▸ **Your task**: All lines featuring the string "title" are to be listed.

▸ **Data for the task**:

◇ ◇ ◇ ◇ ◇

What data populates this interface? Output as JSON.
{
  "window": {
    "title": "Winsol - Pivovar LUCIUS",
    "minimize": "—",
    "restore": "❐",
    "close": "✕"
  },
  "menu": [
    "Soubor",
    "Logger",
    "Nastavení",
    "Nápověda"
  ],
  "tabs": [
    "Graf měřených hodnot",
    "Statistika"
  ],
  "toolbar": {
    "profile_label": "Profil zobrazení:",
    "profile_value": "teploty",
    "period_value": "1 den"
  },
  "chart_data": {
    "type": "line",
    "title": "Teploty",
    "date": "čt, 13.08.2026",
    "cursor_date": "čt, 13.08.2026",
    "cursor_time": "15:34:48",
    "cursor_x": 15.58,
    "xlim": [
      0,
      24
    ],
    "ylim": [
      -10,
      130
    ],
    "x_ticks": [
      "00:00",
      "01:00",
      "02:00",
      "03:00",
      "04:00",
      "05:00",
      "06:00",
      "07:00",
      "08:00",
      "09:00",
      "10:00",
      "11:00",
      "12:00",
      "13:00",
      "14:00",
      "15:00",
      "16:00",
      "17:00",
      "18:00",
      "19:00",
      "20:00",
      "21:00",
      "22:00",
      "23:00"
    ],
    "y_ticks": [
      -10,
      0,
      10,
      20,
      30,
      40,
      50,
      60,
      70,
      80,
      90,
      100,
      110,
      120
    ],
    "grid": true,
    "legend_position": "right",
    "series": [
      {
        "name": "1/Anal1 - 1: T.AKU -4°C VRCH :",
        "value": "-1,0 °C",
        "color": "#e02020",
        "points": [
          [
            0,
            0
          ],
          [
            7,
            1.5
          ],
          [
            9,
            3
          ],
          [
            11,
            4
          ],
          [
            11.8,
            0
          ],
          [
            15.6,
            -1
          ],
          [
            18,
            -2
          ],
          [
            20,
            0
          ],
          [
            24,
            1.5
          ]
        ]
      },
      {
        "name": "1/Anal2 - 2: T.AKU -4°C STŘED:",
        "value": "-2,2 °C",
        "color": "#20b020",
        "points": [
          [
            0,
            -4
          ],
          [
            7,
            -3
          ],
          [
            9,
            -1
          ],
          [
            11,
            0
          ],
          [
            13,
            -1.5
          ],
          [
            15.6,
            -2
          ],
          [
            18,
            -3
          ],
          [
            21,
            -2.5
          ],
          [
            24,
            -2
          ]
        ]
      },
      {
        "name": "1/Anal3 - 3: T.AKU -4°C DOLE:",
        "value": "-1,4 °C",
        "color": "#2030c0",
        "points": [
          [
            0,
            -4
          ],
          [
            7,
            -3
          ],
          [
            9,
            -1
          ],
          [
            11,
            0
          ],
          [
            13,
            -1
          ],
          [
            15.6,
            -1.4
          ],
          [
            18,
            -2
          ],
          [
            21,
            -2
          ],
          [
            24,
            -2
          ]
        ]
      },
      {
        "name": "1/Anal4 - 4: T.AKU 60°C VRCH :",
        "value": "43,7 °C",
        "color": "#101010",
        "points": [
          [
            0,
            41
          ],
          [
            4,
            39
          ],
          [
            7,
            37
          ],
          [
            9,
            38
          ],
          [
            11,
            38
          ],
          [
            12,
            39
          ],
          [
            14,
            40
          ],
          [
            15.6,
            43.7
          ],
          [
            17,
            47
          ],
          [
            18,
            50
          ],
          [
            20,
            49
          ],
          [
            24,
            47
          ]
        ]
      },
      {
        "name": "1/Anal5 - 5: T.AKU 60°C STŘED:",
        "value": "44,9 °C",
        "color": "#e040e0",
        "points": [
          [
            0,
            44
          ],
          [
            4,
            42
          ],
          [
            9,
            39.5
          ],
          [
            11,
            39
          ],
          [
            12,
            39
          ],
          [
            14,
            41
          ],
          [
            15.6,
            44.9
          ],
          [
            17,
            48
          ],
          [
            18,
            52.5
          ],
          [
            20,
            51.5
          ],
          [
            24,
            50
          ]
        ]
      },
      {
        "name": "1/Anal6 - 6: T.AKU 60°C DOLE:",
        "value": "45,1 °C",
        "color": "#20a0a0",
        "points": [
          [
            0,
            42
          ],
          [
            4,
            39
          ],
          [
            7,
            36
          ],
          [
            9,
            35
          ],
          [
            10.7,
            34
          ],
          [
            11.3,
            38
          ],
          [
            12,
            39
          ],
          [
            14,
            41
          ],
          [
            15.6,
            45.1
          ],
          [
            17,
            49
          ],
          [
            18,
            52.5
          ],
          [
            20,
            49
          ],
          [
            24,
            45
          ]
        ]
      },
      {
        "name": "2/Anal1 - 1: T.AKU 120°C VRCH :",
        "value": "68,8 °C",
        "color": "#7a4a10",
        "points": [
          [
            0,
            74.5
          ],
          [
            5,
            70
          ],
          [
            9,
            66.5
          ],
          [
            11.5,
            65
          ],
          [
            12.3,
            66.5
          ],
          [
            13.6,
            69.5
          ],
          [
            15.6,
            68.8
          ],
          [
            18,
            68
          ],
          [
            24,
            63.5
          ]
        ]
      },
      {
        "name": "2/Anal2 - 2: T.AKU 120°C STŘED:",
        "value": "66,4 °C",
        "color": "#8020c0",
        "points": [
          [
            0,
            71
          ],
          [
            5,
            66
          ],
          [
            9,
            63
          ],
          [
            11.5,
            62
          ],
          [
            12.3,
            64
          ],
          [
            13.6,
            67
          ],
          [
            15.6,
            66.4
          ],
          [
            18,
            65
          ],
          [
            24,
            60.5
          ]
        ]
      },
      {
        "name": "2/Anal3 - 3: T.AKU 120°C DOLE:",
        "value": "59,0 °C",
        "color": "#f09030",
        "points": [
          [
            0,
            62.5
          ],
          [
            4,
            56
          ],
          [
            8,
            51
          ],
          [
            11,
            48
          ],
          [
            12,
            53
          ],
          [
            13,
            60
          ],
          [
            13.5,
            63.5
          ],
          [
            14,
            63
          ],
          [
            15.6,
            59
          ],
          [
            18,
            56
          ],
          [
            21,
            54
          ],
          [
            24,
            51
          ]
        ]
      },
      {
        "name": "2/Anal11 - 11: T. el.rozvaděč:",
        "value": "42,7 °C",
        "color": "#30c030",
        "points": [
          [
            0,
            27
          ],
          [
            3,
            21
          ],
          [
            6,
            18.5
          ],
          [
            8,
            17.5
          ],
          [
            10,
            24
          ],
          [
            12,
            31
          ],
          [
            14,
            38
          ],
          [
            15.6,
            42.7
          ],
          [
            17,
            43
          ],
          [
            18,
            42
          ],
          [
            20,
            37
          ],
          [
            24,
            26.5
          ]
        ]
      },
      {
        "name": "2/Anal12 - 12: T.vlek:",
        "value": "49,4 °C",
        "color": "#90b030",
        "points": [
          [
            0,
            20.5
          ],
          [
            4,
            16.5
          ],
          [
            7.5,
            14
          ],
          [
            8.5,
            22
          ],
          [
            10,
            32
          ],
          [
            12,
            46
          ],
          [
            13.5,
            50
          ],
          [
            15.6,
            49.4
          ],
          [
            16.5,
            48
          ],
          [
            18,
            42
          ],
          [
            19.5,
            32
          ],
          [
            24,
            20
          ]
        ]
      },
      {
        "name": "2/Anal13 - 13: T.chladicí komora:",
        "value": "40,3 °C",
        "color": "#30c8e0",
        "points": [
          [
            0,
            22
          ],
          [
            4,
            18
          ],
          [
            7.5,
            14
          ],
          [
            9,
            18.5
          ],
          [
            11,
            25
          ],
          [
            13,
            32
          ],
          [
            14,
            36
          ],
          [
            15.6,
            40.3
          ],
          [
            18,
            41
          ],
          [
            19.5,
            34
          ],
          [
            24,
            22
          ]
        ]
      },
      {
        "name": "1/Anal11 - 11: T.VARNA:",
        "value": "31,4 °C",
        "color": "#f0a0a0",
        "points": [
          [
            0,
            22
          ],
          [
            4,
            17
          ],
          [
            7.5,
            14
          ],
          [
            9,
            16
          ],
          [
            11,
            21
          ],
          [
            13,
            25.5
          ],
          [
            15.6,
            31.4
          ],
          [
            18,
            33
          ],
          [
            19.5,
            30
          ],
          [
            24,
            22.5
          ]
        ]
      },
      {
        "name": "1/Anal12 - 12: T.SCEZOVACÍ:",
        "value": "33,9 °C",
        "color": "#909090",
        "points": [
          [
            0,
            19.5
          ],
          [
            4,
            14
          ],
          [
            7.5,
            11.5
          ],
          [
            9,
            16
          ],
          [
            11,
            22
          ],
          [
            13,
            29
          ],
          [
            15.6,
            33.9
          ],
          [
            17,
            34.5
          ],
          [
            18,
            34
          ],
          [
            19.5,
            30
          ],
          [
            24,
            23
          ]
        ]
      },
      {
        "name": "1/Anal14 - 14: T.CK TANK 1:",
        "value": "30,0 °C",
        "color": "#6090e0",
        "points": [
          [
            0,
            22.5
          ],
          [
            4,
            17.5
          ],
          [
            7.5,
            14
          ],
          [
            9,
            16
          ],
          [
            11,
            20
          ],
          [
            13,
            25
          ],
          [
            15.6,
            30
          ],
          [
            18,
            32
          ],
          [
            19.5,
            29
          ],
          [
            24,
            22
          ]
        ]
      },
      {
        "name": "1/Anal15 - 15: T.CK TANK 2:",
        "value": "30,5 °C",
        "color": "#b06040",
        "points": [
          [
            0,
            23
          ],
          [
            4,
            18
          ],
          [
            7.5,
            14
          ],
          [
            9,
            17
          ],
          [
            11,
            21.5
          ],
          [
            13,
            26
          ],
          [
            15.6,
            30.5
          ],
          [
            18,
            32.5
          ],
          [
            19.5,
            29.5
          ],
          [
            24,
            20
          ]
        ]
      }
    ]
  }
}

◇ ◇ ◇ ◇ ◇

▸ **Expected answer**:
    "title": "Winsol - Pivovar LUCIUS",
    "title": "Teploty",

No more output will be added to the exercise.